======== Information supplied ========
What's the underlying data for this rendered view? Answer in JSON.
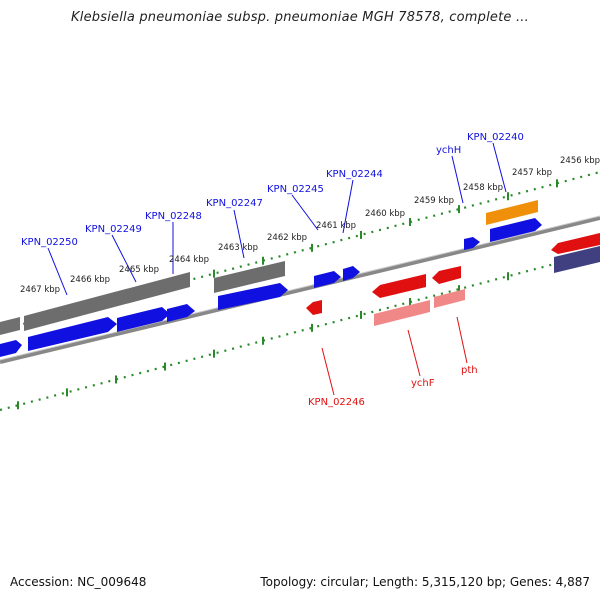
{
  "title": "Klebsiella pneumoniae subsp. pneumoniae MGH 78578, complete ...",
  "footer": {
    "accession": "Accession: NC_009648",
    "summary": "Topology: circular; Length: 5,315,120 bp; Genes: 4,887"
  },
  "colors": {
    "forward": "#1010e0",
    "reverse": "#e01010",
    "reverse_light": "#f08888",
    "gray": "#707070",
    "orange": "#f0900a",
    "purple": "#404080",
    "ticks": "#2a8a2a",
    "backbone": "#888888"
  },
  "ticks_upper": [
    "2456 kbp",
    "2457 kbp",
    "2458 kbp",
    "2459 kbp",
    "2460 kbp",
    "2461 kbp",
    "2462 kbp",
    "2463 kbp",
    "2464 kbp",
    "2465 kbp",
    "2466 kbp",
    "2467 kbp"
  ],
  "genes_top": [
    "KPN_02240",
    "ychH",
    "KPN_02244",
    "KPN_02245",
    "KPN_02247",
    "KPN_02248",
    "KPN_02249",
    "KPN_02250"
  ],
  "genes_bottom": [
    "KPN_02246",
    "ychF",
    "pth"
  ]
}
========
▶ [What you should do]:
Each entry above must be set down word for word; none of its pictures belong in the copy.

▶ [Output for this task]:
What's the underlying data for this rendered view? Answer in JSON.
{
  "title": "Klebsiella pneumoniae subsp. pneumoniae MGH 78578, complete ...",
  "footer": {
    "accession": "Accession: NC_009648",
    "summary": "Topology: circular; Length: 5,315,120 bp; Genes: 4,887"
  },
  "colors": {
    "forward": "#1010e0",
    "reverse": "#e01010",
    "reverse_light": "#f08888",
    "gray": "#707070",
    "orange": "#f0900a",
    "purple": "#404080",
    "ticks": "#2a8a2a",
    "backbone": "#888888"
  },
  "ticks_upper": [
    "2456 kbp",
    "2457 kbp",
    "2458 kbp",
    "2459 kbp",
    "2460 kbp",
    "2461 kbp",
    "2462 kbp",
    "2463 kbp",
    "2464 kbp",
    "2465 kbp",
    "2466 kbp",
    "2467 kbp"
  ],
  "genes_top": [
    "KPN_02240",
    "ychH",
    "KPN_02244",
    "KPN_02245",
    "KPN_02247",
    "KPN_02248",
    "KPN_02249",
    "KPN_02250"
  ],
  "genes_bottom": [
    "KPN_02246",
    "ychF",
    "pth"
  ]
}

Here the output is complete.